# START OF Records supplied
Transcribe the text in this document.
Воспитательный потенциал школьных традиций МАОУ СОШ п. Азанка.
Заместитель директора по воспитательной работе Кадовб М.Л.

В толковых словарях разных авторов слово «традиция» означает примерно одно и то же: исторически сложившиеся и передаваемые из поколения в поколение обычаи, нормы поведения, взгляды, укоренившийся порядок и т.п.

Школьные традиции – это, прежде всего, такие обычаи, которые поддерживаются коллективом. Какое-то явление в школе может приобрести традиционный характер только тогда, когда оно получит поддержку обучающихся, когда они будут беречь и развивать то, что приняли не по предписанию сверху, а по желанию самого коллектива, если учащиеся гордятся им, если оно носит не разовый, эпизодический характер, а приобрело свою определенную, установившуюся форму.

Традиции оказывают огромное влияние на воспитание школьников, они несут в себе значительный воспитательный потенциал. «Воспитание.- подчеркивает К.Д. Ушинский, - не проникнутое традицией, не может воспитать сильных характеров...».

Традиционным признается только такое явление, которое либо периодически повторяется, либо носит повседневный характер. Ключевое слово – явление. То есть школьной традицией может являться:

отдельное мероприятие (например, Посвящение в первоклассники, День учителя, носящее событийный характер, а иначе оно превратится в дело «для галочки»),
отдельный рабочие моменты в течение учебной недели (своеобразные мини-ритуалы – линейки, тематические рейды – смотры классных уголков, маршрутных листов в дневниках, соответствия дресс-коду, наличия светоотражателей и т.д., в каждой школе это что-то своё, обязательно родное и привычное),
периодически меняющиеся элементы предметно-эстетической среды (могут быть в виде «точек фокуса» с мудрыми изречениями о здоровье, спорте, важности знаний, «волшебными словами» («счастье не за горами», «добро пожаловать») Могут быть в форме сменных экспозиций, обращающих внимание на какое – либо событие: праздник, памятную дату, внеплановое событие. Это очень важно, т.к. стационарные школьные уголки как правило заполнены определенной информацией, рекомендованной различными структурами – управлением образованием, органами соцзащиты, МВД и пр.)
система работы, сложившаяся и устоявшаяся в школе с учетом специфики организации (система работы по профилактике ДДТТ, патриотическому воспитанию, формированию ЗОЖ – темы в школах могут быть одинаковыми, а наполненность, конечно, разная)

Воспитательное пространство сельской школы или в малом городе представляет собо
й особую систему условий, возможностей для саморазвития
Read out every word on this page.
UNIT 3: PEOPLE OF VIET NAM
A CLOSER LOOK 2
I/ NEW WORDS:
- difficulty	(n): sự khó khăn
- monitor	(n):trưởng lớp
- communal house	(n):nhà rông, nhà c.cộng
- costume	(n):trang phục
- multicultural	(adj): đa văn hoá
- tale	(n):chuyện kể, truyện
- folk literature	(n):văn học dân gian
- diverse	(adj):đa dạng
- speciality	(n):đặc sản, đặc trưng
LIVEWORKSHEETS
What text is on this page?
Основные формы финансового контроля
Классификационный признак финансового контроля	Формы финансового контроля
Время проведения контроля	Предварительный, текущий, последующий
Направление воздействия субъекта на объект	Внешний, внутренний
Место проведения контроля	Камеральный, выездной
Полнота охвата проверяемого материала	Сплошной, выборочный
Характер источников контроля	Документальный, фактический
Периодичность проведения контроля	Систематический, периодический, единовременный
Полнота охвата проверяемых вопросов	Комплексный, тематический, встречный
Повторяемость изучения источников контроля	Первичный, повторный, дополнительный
# END OF Records supplied
• Directive:
Go through the listing above and locate each line that holds the word "проведения". Copy those lines.

• Written response:
Время проведения контроля	Предварительный, текущий, последующий
Место проведения контроля	Камеральный, выездной
Периодичность проведения контроля	Систематический, периодический, единовременный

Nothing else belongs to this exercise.